**Goal**
Write the material out again in full, word for word. Do not include the pictures.

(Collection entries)
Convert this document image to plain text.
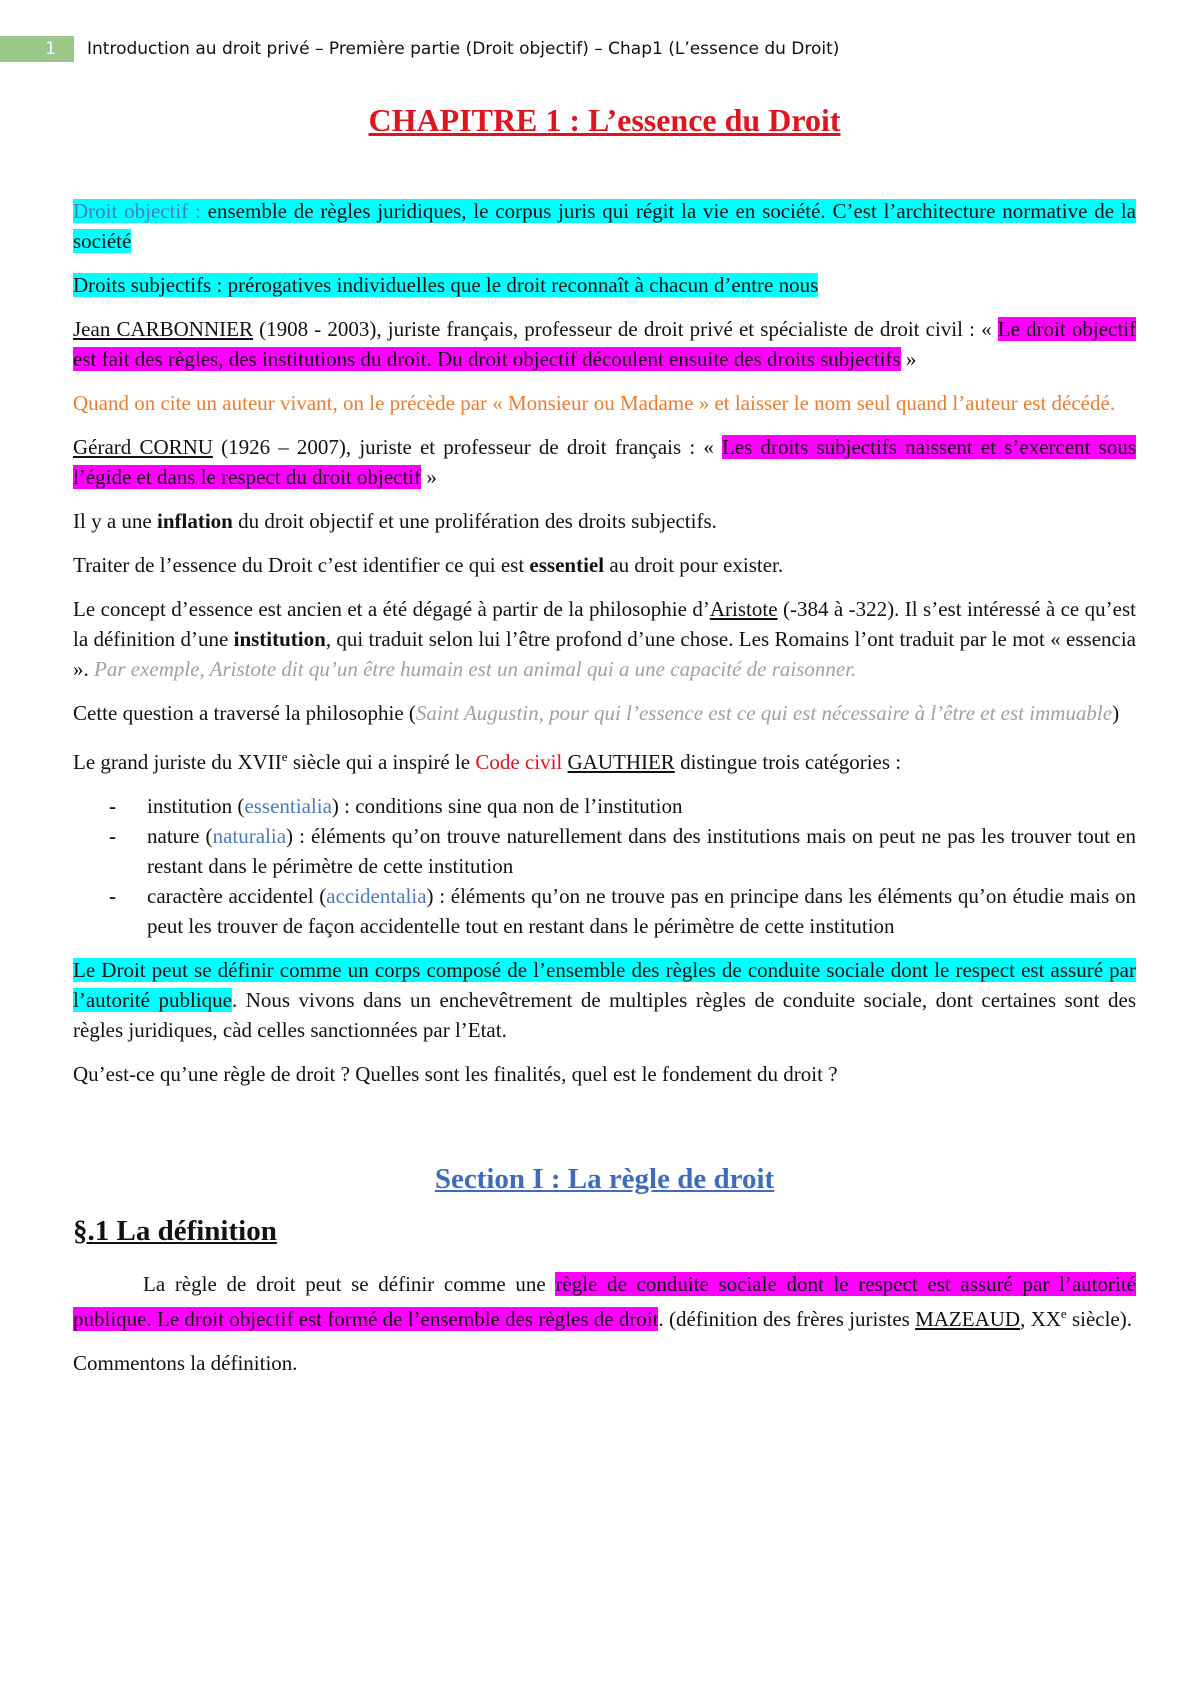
1	Introduction au droit privé – Première partie (Droit objectif) – Chap1 (L’essence du Droit)
CHAPITRE 1 : L’essence du Droit

Droit objectif : ensemble de règles juridiques, le corpus juris qui régit la vie en société. C’est l’architecture normative de la société

Droits subjectifs : prérogatives individuelles que le droit reconnaît à chacun d’entre nous

Jean CARBONNIER (1908 - 2003), juriste français, professeur de droit privé et spécialiste de droit civil : « Le droit objectif est fait des règles, des institutions du droit. Du droit objectif découlent ensuite des droits subjectifs »

Quand on cite un auteur vivant, on le précède par « Monsieur ou Madame » et laisser le nom seul quand l’auteur est décédé.

Gérard CORNU (1926 – 2007), juriste et professeur de droit français : « Les droits subjectifs naissent et s’exercent sous l’égide et dans le respect du droit objectif »

Il y a une inflation du droit objectif et une prolifération des droits subjectifs.

Traiter de l’essence du Droit c’est identifier ce qui est essentiel au droit pour exister.

Le concept d’essence est ancien et a été dégagé à partir de la philosophie d’Aristote (-384 à -322). Il s’est intéressé à ce qu’est la définition d’une institution, qui traduit selon lui l’être profond d’une chose. Les Romains l’ont traduit par le mot « essencia ». Par exemple, Aristote dit qu’un être humain est un animal qui a une capacité de raisonner.

Cette question a traversé la philosophie (Saint Augustin, pour qui l’essence est ce qui est nécessaire à l’être et est immuable)

Le grand juriste du XVIIe siècle qui a inspiré le Code civil GAUTHIER distingue trois catégories :

- institution (essentialia) : conditions sine qua non de l’institution
- nature (naturalia) : éléments qu’on trouve naturellement dans des institutions mais on peut ne pas les trouver tout en restant dans le périmètre de cette institution
- caractère accidentel (accidentalia) : éléments qu’on ne trouve pas en principe dans les éléments qu’on étudie mais on peut les trouver de façon accidentelle tout en restant dans le périmètre de cette institution

Le Droit peut se définir comme un corps composé de l’ensemble des règles de conduite sociale dont le respect est assuré par l’autorité publique. Nous vivons dans un enchevêtrement de multiples règles de conduite sociale, dont certaines sont des règles juridiques, càd celles sanctionnées par l’Etat.

Qu’est-ce qu’une règle de droit ? Quelles sont les finalités, quel est le fondement du droit ?

Section I : La règle de droit
§.1 La définition

La règle de droit peut se définir comme une règle de conduite sociale dont le respect est assuré par l’autorité publique. Le droit objectif est formé de l’ensemble des règles de droit. (définition des frères juristes MAZEAUD, XXe siècle).

Commentons la définition.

**Reply to the task**
Convert this document image to plain text.
1	Introduction au droit privé – Première partie (Droit objectif) – Chap1 (L’essence du Droit)
CHAPITRE 1 : L’essence du Droit

Droit objectif : ensemble de règles juridiques, le corpus juris qui régit la vie en société. C’est l’architecture normative de la société

Droits subjectifs : prérogatives individuelles que le droit reconnaît à chacun d’entre nous

Jean CARBONNIER (1908 - 2003), juriste français, professeur de droit privé et spécialiste de droit civil : « Le droit objectif est fait des règles, des institutions du droit. Du droit objectif découlent ensuite des droits subjectifs »

Quand on cite un auteur vivant, on le précède par « Monsieur ou Madame » et laisser le nom seul quand l’auteur est décédé.

Gérard CORNU (1926 – 2007), juriste et professeur de droit français : « Les droits subjectifs naissent et s’exercent sous l’égide et dans le respect du droit objectif »

Il y a une inflation du droit objectif et une prolifération des droits subjectifs.

Traiter de l’essence du Droit c’est identifier ce qui est essentiel au droit pour exister.

Le concept d’essence est ancien et a été dégagé à partir de la philosophie d’Aristote (-384 à -322). Il s’est intéressé à ce qu’est la définition d’une institution, qui traduit selon lui l’être profond d’une chose. Les Romains l’ont traduit par le mot « essencia ». Par exemple, Aristote dit qu’un être humain est un animal qui a une capacité de raisonner.

Cette question a traversé la philosophie (Saint Augustin, pour qui l’essence est ce qui est nécessaire à l’être et est immuable)

Le grand juriste du XVIIe siècle qui a inspiré le Code civil GAUTHIER distingue trois catégories :

- institution (essentialia) : conditions sine qua non de l’institution
- nature (naturalia) : éléments qu’on trouve naturellement dans des institutions mais on peut ne pas les trouver tout en restant dans le périmètre de cette institution
- caractère accidentel (accidentalia) : éléments qu’on ne trouve pas en principe dans les éléments qu’on étudie mais on peut les trouver de façon accidentelle tout en restant dans le périmètre de cette institution

Le Droit peut se définir comme un corps composé de l’ensemble des règles de conduite sociale dont le respect est assuré par l’autorité publique. Nous vivons dans un enchevêtrement de multiples règles de conduite sociale, dont certaines sont des règles juridiques, càd celles sanctionnées par l’Etat.

Qu’est-ce qu’une règle de droit ? Quelles sont les finalités, quel est le fondement du droit ?

Section I : La règle de droit
§.1 La définition

La règle de droit peut se définir comme une règle de conduite sociale dont le respect est assuré par l’autorité publique. Le droit objectif est formé de l’ensemble des règles de droit. (définition des frères juristes MAZEAUD, XXe siècle).

Commentons la définition.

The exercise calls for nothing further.